Exercise materials
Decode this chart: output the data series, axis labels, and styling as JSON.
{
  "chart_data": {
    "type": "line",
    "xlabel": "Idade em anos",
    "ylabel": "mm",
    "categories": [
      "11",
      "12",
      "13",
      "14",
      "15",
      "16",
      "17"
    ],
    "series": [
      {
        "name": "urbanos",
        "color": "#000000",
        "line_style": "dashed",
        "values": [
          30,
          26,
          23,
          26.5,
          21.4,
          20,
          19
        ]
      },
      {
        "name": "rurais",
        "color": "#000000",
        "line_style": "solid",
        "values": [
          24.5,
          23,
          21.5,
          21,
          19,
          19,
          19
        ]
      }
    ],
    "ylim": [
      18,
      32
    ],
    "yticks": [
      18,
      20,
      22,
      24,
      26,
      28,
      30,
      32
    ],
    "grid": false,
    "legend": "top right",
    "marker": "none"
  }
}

Goal
Write the whole listing out again. Keep every line exactly as it is.

Finished exercise
Decode this chart: output the data series, axis labels, and styling as JSON.
{
  "chart_data": {
    "type": "line",
    "xlabel": "Idade em anos",
    "ylabel": "mm",
    "categories": [
      "11",
      "12",
      "13",
      "14",
      "15",
      "16",
      "17"
    ],
    "series": [
      {
        "name": "urbanos",
        "color": "#000000",
        "line_style": "dashed",
        "values": [
          30,
          26,
          23,
          26.5,
          21.4,
          20,
          19
        ]
      },
      {
        "name": "rurais",
        "color": "#000000",
        "line_style": "solid",
        "values": [
          24.5,
          23,
          21.5,
          21,
          19,
          19,
          19
        ]
      }
    ],
    "ylim": [
      18,
      32
    ],
    "yticks": [
      18,
      20,
      22,
      24,
      26,
      28,
      30,
      32
    ],
    "grid": false,
    "legend": "top right",
    "marker": "none"
  }
}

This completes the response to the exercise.